— Problem —
Copy each of the following items verbatim, keeping every line unchanged.
##########
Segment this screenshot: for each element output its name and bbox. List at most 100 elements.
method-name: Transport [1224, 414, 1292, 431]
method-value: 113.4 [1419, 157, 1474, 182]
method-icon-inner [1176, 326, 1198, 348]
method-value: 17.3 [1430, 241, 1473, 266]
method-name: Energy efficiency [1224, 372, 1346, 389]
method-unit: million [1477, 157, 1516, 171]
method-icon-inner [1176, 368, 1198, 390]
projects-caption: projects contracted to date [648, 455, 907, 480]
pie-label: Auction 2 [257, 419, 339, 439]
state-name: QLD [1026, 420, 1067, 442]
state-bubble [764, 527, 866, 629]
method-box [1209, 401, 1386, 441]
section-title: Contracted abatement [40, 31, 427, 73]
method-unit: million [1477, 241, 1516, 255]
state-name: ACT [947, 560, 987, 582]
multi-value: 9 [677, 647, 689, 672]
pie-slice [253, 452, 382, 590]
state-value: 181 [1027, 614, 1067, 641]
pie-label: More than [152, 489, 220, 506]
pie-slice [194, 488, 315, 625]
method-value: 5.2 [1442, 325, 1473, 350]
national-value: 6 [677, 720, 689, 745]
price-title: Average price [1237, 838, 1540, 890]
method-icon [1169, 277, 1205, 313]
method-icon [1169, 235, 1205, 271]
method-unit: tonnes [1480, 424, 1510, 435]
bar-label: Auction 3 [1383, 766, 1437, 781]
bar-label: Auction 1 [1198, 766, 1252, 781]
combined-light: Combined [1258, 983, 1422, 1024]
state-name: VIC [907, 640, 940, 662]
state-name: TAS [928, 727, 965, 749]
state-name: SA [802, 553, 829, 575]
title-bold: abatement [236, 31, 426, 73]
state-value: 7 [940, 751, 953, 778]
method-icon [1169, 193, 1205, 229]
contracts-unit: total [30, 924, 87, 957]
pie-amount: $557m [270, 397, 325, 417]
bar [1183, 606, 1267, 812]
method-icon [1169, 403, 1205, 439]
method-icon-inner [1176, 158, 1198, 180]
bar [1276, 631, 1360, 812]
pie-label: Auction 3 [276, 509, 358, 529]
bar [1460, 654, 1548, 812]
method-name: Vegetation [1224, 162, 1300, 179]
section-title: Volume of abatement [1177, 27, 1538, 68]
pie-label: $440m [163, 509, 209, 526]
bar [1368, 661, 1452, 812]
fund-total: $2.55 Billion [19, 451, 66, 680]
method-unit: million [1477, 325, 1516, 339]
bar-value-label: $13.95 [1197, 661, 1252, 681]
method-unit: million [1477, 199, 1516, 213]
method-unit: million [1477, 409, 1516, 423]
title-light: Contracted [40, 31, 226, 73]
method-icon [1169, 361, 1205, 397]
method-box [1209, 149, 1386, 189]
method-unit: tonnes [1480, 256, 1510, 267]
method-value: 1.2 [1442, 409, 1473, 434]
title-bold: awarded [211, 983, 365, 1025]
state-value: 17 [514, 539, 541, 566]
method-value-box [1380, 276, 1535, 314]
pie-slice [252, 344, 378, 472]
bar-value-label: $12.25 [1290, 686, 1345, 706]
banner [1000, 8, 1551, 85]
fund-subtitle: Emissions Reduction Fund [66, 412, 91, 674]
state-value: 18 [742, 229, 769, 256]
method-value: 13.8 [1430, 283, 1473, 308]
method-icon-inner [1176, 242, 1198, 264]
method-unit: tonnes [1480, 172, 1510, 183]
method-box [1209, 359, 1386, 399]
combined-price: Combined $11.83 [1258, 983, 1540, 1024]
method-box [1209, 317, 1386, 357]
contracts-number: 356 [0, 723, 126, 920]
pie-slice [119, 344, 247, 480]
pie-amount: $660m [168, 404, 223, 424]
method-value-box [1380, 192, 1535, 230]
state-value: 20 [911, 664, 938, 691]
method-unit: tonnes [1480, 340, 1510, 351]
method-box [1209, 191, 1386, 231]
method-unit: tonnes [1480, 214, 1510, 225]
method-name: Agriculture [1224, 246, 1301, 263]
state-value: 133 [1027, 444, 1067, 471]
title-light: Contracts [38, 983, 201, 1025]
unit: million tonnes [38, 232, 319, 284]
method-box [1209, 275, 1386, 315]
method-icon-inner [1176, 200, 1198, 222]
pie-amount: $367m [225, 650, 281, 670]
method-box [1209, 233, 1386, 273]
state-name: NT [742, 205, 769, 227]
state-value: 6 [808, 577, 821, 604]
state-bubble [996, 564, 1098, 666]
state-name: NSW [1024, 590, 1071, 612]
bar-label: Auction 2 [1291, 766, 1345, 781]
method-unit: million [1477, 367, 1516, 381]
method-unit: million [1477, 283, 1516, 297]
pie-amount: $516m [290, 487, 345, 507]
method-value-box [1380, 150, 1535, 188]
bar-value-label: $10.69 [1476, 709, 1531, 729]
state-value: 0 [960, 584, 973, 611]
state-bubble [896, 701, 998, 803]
##########
— Solution to this exercise —
Segment this screenshot: for each element output its name and bbox. List at most 100 elements.
method-name: Transport [1224, 414, 1292, 431]
method-value: 113.4 [1419, 157, 1474, 182]
method-icon-inner [1176, 326, 1198, 348]
method-value: 17.3 [1430, 241, 1473, 266]
method-name: Energy efficiency [1224, 372, 1346, 389]
method-unit: million [1477, 157, 1516, 171]
method-icon-inner [1176, 368, 1198, 390]
projects-caption: projects contracted to date [648, 455, 907, 480]
pie-label: Auction 2 [257, 419, 339, 439]
state-name: QLD [1026, 420, 1067, 442]
state-bubble [764, 527, 866, 629]
method-box [1209, 401, 1386, 441]
section-title: Contracted abatement [40, 31, 427, 73]
method-unit: million [1477, 241, 1516, 255]
state-name: ACT [947, 560, 987, 582]
multi-value: 9 [677, 647, 689, 672]
pie-slice [253, 452, 382, 590]
state-value: 181 [1027, 614, 1067, 641]
pie-label: More than [152, 489, 220, 506]
pie-slice [194, 488, 315, 625]
method-value: 5.2 [1442, 325, 1473, 350]
national-value: 6 [677, 720, 689, 745]
price-title: Average price [1237, 838, 1540, 890]
method-icon [1169, 277, 1205, 313]
method-icon [1169, 235, 1205, 271]
method-unit: tonnes [1480, 424, 1510, 435]
bar-label: Auction 3 [1383, 766, 1437, 781]
bar-label: Auction 1 [1198, 766, 1252, 781]
combined-light: Combined [1258, 983, 1422, 1024]
state-name: VIC [907, 640, 940, 662]
state-name: TAS [928, 727, 965, 749]
state-name: SA [802, 553, 829, 575]
title-bold: abatement [236, 31, 426, 73]
state-value: 7 [940, 751, 953, 778]
method-icon [1169, 193, 1205, 229]
contracts-unit: total [30, 924, 87, 957]
pie-amount: $557m [270, 397, 325, 417]
bar [1183, 606, 1267, 812]
method-icon [1169, 403, 1205, 439]
method-icon-inner [1176, 158, 1198, 180]
bar [1276, 631, 1360, 812]
pie-label: Auction 3 [276, 509, 358, 529]
bar [1460, 654, 1548, 812]
method-name: Vegetation [1224, 162, 1300, 179]
section-title: Volume of abatement [1177, 27, 1538, 68]
pie-label: $440m [163, 509, 209, 526]
bar [1368, 661, 1452, 812]
fund-total: $2.55 Billion [19, 451, 66, 680]
method-unit: million [1477, 325, 1516, 339]
bar-value-label: $13.95 [1197, 661, 1252, 681]
method-unit: million [1477, 199, 1516, 213]
method-unit: million [1477, 409, 1516, 423]
title-light: Contracted [40, 31, 226, 73]
method-icon [1169, 361, 1205, 397]
method-box [1209, 149, 1386, 189]
method-unit: tonnes [1480, 256, 1510, 267]
method-value: 1.2 [1442, 409, 1473, 434]
title-bold: awarded [211, 983, 365, 1025]
state-value: 17 [514, 539, 541, 566]
method-value-box [1380, 276, 1535, 314]
pie-slice [252, 344, 378, 472]
bar-value-label: $12.25 [1290, 686, 1345, 706]
banner [1000, 8, 1551, 85]
fund-subtitle: Emissions Reduction Fund [66, 412, 91, 674]
state-value: 18 [742, 229, 769, 256]
method-value: 13.8 [1430, 283, 1473, 308]
method-icon-inner [1176, 242, 1198, 264]
method-unit: tonnes [1480, 172, 1510, 183]
method-box [1209, 359, 1386, 399]
combined-price: Combined $11.83 [1258, 983, 1540, 1024]
method-box [1209, 317, 1386, 357]
contracts-number: 356 [0, 723, 126, 920]
pie-slice [119, 344, 247, 480]
pie-amount: $660m [168, 404, 223, 424]
method-value-box [1380, 192, 1535, 230]
state-value: 20 [911, 664, 938, 691]
method-unit: tonnes [1480, 340, 1510, 351]
method-box [1209, 191, 1386, 231]
method-unit: tonnes [1480, 214, 1510, 225]
method-name: Agriculture [1224, 246, 1301, 263]
state-value: 133 [1027, 444, 1067, 471]
title-light: Contracts [38, 983, 201, 1025]
unit: million tonnes [38, 232, 319, 284]
method-box [1209, 275, 1386, 315]
method-icon-inner [1176, 200, 1198, 222]
pie-amount: $367m [225, 650, 281, 670]
method-box [1209, 233, 1386, 273]
state-name: NT [742, 205, 769, 227]
state-value: 6 [808, 577, 821, 604]
state-bubble [996, 564, 1098, 666]
state-name: NSW [1024, 590, 1071, 612]
bar-label: Auction 2 [1291, 766, 1345, 781]
method-unit: million [1477, 367, 1516, 381]
method-unit: million [1477, 283, 1516, 297]
pie-amount: $516m [290, 487, 345, 507]
method-value-box [1380, 150, 1535, 188]
bar-value-label: $10.69 [1476, 709, 1531, 729]
state-value: 0 [960, 584, 973, 611]
state-bubble [896, 701, 998, 803]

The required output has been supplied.